[Entries from a visual dataset]
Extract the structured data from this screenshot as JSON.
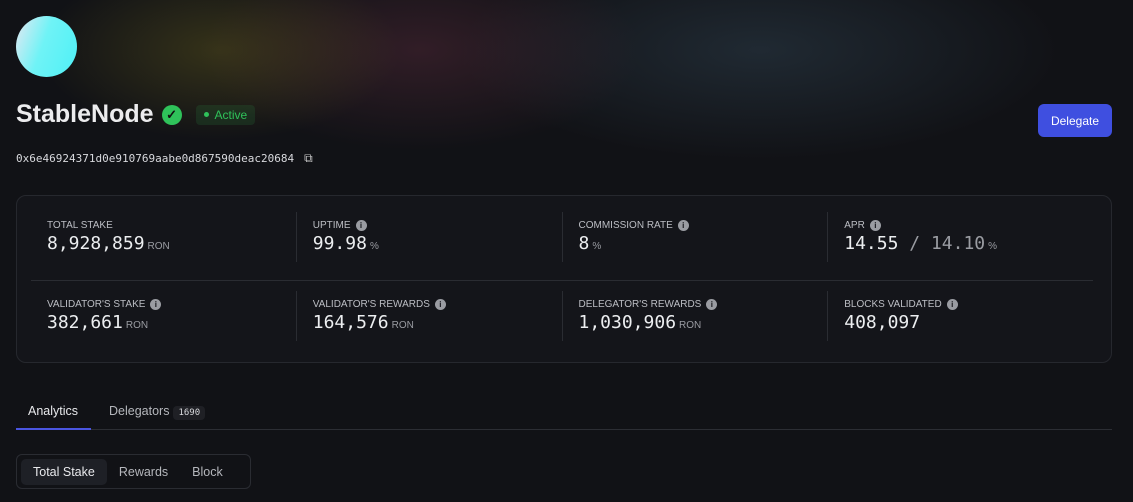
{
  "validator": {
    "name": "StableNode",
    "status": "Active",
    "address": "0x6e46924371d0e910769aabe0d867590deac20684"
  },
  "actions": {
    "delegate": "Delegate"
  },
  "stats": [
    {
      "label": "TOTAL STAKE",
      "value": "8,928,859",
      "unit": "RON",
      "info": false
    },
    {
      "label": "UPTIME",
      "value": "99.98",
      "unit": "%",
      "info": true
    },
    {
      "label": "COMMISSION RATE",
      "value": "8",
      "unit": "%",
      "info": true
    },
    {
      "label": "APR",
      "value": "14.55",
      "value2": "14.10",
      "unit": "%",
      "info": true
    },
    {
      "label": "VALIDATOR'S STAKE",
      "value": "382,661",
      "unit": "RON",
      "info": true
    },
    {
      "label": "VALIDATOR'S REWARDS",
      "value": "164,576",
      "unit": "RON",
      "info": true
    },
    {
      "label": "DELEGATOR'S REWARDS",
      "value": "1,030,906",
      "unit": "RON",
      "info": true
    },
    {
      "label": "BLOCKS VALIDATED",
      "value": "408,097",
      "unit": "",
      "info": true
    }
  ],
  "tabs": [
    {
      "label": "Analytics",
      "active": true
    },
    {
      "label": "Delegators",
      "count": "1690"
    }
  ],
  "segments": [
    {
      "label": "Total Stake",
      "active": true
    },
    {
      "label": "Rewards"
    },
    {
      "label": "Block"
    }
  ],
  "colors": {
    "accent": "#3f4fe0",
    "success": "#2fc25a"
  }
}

• [Request]:
Leave out the pictures and restate everything else word for word.

• [Response to the exercise]:
Extract the structured data from this screenshot as JSON.
{
  "validator": {
    "name": "StableNode",
    "status": "Active",
    "address": "0x6e46924371d0e910769aabe0d867590deac20684"
  },
  "actions": {
    "delegate": "Delegate"
  },
  "stats": [
    {
      "label": "TOTAL STAKE",
      "value": "8,928,859",
      "unit": "RON",
      "info": false
    },
    {
      "label": "UPTIME",
      "value": "99.98",
      "unit": "%",
      "info": true
    },
    {
      "label": "COMMISSION RATE",
      "value": "8",
      "unit": "%",
      "info": true
    },
    {
      "label": "APR",
      "value": "14.55",
      "value2": "14.10",
      "unit": "%",
      "info": true
    },
    {
      "label": "VALIDATOR'S STAKE",
      "value": "382,661",
      "unit": "RON",
      "info": true
    },
    {
      "label": "VALIDATOR'S REWARDS",
      "value": "164,576",
      "unit": "RON",
      "info": true
    },
    {
      "label": "DELEGATOR'S REWARDS",
      "value": "1,030,906",
      "unit": "RON",
      "info": true
    },
    {
      "label": "BLOCKS VALIDATED",
      "value": "408,097",
      "unit": "",
      "info": true
    }
  ],
  "tabs": [
    {
      "label": "Analytics",
      "active": true
    },
    {
      "label": "Delegators",
      "count": "1690"
    }
  ],
  "segments": [
    {
      "label": "Total Stake",
      "active": true
    },
    {
      "label": "Rewards"
    },
    {
      "label": "Block"
    }
  ],
  "colors": {
    "accent": "#3f4fe0",
    "success": "#2fc25a"
  }
}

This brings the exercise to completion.